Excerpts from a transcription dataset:

▼

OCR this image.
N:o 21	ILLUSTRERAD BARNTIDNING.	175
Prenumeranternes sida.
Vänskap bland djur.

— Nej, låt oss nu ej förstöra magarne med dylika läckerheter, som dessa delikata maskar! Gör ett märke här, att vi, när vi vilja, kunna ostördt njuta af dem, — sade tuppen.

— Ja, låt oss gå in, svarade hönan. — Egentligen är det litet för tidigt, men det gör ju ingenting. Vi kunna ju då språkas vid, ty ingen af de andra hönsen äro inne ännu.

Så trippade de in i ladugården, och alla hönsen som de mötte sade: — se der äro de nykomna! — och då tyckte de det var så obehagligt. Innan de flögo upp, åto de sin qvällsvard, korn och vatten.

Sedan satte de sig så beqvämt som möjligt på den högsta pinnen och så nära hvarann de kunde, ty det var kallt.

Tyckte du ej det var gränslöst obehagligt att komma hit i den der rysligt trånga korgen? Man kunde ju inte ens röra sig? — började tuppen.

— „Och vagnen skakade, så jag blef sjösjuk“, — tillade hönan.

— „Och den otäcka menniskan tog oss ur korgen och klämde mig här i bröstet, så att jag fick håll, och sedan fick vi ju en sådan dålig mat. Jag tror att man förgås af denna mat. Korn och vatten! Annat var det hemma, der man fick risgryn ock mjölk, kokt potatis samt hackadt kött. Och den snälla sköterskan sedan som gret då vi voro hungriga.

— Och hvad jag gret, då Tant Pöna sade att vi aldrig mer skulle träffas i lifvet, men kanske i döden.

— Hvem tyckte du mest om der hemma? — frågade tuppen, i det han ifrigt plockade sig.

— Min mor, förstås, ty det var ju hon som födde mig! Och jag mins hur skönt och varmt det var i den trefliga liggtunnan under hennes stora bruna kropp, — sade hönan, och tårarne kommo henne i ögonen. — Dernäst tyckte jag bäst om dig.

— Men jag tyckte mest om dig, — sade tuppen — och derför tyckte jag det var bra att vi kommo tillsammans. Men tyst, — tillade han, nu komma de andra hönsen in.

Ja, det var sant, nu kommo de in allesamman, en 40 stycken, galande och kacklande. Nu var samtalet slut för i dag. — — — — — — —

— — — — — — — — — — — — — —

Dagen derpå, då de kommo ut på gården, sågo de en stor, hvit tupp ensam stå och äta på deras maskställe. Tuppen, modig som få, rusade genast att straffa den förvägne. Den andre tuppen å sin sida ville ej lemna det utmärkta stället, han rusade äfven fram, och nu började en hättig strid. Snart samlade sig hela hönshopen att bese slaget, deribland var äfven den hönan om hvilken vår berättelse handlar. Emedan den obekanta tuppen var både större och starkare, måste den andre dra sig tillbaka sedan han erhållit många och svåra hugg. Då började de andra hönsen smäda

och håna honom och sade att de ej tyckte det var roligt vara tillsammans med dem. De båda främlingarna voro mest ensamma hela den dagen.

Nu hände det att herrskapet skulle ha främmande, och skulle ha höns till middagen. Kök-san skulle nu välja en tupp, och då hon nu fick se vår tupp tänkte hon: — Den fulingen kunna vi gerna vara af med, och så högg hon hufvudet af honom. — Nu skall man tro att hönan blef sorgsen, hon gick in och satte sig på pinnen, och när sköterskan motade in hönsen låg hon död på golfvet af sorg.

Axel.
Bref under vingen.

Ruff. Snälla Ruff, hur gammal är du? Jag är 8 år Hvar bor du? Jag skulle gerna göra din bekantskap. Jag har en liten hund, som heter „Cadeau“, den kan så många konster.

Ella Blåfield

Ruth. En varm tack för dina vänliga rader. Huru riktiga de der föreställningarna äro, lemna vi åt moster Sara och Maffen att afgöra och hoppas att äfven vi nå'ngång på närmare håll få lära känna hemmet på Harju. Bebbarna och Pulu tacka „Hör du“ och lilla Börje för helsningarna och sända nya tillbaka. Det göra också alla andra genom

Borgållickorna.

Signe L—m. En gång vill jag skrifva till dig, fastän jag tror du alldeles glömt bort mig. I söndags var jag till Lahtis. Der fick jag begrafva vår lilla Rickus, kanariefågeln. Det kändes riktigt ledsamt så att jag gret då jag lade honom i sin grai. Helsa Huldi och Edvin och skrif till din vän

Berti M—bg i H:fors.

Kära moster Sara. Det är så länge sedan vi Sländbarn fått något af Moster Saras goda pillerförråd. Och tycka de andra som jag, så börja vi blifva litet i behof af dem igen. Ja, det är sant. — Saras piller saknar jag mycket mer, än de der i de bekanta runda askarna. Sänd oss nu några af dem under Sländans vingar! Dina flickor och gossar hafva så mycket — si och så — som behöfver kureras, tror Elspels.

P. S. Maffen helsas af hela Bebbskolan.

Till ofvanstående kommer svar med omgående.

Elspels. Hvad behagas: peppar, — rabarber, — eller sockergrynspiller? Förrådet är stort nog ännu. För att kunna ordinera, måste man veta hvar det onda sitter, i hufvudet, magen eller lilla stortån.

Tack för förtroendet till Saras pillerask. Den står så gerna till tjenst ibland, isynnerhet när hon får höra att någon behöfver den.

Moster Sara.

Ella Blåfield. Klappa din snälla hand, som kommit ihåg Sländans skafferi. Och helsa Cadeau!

▲

▶ What you have to do:
Using the entries above, find all lines with "komma". Copy them.

▶ Result for this exercise:
Tyckte du ej det var gränslöst obehagligt att komma hit i den der rysligt trånga korgen? Man kunde ju inte ens röra sig? — började tuppen.
— Men jag tyckte mest om dig, — sade tuppen — och derför tyckte jag det var bra att vi kommo tillsammans. Men tyst, — tillade han, nu komma de andra hönsen in.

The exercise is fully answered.